* [EXERCISE INSTRUCTIONS] Identify every line in the records below that contains the word "sketching", and copy each of those lines.

* * * * *

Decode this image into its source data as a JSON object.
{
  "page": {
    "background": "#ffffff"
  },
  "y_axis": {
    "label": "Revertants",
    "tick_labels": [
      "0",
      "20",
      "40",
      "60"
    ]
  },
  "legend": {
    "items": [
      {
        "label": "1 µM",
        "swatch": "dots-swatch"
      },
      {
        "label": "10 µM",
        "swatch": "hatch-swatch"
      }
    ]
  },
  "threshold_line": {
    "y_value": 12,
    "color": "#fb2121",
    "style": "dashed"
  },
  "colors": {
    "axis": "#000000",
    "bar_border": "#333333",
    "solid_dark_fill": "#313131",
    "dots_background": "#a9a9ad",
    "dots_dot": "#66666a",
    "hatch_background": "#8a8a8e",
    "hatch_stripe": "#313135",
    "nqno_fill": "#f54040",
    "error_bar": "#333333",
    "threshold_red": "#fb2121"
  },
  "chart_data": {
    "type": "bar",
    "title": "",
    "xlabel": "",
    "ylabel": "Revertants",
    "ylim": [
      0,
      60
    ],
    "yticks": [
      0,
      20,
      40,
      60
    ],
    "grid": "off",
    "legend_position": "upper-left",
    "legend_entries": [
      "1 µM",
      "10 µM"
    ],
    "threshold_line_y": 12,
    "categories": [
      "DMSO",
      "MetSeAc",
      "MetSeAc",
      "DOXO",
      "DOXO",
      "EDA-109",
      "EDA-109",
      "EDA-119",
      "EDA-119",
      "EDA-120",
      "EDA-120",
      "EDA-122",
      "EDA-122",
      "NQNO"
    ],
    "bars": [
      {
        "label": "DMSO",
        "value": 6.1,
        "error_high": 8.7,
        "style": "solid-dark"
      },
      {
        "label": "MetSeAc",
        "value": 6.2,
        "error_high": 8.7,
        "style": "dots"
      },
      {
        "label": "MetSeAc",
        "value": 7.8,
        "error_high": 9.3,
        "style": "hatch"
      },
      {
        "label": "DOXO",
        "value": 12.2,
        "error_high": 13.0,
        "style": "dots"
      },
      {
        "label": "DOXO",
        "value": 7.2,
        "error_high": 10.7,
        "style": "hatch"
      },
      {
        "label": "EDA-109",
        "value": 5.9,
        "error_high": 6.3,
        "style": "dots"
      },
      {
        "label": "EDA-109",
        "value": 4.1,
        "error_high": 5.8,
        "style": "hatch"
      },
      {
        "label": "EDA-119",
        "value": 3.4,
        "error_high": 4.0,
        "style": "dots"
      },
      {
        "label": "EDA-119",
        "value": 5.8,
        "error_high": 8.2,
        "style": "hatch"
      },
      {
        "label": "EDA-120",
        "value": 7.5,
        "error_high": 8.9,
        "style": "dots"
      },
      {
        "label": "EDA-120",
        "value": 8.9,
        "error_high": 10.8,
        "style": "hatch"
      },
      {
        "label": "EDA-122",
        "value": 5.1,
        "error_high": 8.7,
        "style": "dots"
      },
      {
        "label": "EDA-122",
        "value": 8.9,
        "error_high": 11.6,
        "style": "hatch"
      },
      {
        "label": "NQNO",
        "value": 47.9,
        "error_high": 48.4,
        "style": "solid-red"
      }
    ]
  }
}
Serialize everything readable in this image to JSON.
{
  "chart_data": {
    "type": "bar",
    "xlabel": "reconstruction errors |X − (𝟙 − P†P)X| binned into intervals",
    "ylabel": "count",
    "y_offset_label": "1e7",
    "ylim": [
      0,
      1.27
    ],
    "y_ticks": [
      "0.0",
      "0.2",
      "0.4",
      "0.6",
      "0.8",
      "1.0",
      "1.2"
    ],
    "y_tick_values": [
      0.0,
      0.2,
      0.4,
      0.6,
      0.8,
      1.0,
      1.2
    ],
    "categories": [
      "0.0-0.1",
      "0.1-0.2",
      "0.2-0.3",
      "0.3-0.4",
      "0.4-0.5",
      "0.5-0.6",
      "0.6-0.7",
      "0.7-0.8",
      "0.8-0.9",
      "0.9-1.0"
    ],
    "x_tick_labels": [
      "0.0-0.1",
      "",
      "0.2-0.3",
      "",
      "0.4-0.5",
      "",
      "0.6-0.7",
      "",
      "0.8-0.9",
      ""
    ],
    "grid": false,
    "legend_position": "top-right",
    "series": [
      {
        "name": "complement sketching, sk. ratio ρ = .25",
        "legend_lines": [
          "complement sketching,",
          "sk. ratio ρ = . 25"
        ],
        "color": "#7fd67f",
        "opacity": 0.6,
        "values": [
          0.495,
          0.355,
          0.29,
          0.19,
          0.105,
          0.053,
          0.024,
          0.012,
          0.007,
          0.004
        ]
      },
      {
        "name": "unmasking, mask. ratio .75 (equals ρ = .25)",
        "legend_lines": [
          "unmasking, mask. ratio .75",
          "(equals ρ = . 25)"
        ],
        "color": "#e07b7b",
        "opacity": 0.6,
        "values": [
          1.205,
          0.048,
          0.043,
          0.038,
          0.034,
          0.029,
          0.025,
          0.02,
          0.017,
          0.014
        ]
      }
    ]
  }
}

* * * * *

* [THE ANSWER]
        "name": "complement sketching, sk. ratio ρ = .25",
          "complement sketching,",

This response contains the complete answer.